----- Alıntılanan metin -----
Çar 2. Nikolay’ın, 1913 yılında Osmanlı’nın Rusya Büyükelçisi Türkhan Paşa’ya (1846-1927) hediye ettiği faberge enfiye kutusu, Londra’daki Christie's müzayede evinde 2010 yılında 937 bin sterline satılmıştı. Rus Çarı, dönemin Rusya başkenti St. Petersburg’daki büyükelçilik görevinin beşinci yılını tamamlaması dolayısıyla Türk diplomatı ödüllendirerek onurlandırmıştı. Rus tarihçilerine göre, çarın Türk elçisine böyle bir mücevher süslü eşyayı hediye etmesi iki ülke arasındaki samimi ve dostluk ilişkilerin olduğunu ortaya koyuyor. Çar Nikolay tabakayı o dönemde Rusya'ya bağlı olan Finlandiya'daki ustalara özel yaptırdı. Çar 2. Nikolay'ın resmi bulunan tabaka elmas taşlar ve altın çerçeve ile de süslü. Rus tarihçilerine göre kutunun Avrupa’ya kadar nasıl gittiği ise bir muamma.
----- Veri kümesinden kesit -----
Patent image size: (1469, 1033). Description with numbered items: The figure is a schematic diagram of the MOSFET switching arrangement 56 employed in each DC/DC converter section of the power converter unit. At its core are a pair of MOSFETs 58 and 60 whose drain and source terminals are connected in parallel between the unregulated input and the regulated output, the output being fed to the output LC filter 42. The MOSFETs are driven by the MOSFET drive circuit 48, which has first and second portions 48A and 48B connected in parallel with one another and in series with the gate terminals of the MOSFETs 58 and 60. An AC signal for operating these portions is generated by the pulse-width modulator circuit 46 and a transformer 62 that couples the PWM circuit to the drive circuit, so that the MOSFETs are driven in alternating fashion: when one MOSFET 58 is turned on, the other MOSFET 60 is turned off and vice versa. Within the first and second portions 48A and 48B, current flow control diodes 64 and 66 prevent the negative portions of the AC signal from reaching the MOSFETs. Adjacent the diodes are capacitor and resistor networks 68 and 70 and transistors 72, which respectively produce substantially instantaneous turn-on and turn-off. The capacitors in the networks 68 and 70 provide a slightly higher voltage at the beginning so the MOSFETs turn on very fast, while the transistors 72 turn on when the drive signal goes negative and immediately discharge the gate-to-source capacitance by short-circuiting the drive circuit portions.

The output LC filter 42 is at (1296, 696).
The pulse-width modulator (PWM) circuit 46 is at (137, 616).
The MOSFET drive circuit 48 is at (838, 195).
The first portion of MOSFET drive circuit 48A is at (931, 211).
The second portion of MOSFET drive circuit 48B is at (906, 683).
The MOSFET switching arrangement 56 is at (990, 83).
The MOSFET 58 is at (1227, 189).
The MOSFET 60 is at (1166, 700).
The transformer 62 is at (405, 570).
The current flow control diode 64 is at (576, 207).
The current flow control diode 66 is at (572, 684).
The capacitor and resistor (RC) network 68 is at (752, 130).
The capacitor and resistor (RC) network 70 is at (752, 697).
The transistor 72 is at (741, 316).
-----
→ **Görev**
Enfiye kutusunu anlatan metne göre Çar 2. Nikolay bu kutuyu hangi ülkedeki ustalara yaptırmış?

→ **Alıştırmanın sonucu**
O dönemde Rusya'ya bağlı olan Finlandiya'daki ustalara.